--- START ---

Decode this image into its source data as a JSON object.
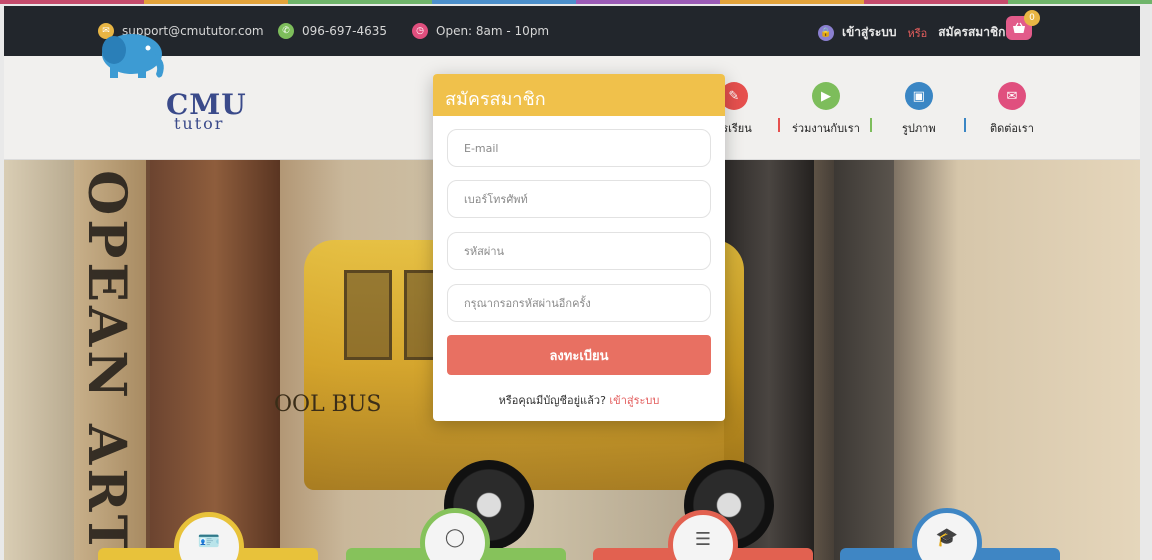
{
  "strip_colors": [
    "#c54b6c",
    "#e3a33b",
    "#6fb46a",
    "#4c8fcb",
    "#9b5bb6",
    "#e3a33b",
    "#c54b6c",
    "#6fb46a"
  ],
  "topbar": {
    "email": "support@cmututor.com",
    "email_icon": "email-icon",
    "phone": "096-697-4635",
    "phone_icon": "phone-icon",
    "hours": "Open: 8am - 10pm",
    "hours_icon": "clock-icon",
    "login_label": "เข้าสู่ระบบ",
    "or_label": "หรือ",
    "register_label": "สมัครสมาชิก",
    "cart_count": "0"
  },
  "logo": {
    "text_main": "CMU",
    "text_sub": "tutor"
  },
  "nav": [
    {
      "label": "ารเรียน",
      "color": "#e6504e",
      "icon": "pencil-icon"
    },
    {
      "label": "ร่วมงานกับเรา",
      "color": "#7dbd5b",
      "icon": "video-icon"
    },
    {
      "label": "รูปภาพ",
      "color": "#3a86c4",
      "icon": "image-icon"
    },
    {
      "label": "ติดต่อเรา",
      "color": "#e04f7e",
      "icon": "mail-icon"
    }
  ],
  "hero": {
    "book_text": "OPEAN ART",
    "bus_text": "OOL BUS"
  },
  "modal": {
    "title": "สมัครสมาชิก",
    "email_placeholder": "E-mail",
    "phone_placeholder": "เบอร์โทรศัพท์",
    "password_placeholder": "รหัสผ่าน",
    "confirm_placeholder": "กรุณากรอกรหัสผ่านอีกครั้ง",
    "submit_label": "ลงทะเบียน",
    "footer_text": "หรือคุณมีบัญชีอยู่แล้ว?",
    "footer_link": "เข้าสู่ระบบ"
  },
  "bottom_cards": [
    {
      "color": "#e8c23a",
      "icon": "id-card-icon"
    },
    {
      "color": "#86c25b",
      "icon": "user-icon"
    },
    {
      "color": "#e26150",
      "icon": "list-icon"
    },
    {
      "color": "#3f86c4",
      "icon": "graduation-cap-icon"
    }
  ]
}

--- END ---

[Your goal]:
Leave out the pictures and give the listing above again exactly.

[Solution to the exercise]:
Decode this image into its source data as a JSON object.
{
  "strip_colors": [
    "#c54b6c",
    "#e3a33b",
    "#6fb46a",
    "#4c8fcb",
    "#9b5bb6",
    "#e3a33b",
    "#c54b6c",
    "#6fb46a"
  ],
  "topbar": {
    "email": "support@cmututor.com",
    "email_icon": "email-icon",
    "phone": "096-697-4635",
    "phone_icon": "phone-icon",
    "hours": "Open: 8am - 10pm",
    "hours_icon": "clock-icon",
    "login_label": "เข้าสู่ระบบ",
    "or_label": "หรือ",
    "register_label": "สมัครสมาชิก",
    "cart_count": "0"
  },
  "logo": {
    "text_main": "CMU",
    "text_sub": "tutor"
  },
  "nav": [
    {
      "label": "ารเรียน",
      "color": "#e6504e",
      "icon": "pencil-icon"
    },
    {
      "label": "ร่วมงานกับเรา",
      "color": "#7dbd5b",
      "icon": "video-icon"
    },
    {
      "label": "รูปภาพ",
      "color": "#3a86c4",
      "icon": "image-icon"
    },
    {
      "label": "ติดต่อเรา",
      "color": "#e04f7e",
      "icon": "mail-icon"
    }
  ],
  "hero": {
    "book_text": "OPEAN ART",
    "bus_text": "OOL BUS"
  },
  "modal": {
    "title": "สมัครสมาชิก",
    "email_placeholder": "E-mail",
    "phone_placeholder": "เบอร์โทรศัพท์",
    "password_placeholder": "รหัสผ่าน",
    "confirm_placeholder": "กรุณากรอกรหัสผ่านอีกครั้ง",
    "submit_label": "ลงทะเบียน",
    "footer_text": "หรือคุณมีบัญชีอยู่แล้ว?",
    "footer_link": "เข้าสู่ระบบ"
  },
  "bottom_cards": [
    {
      "color": "#e8c23a",
      "icon": "id-card-icon"
    },
    {
      "color": "#86c25b",
      "icon": "user-icon"
    },
    {
      "color": "#e26150",
      "icon": "list-icon"
    },
    {
      "color": "#3f86c4",
      "icon": "graduation-cap-icon"
    }
  ]
}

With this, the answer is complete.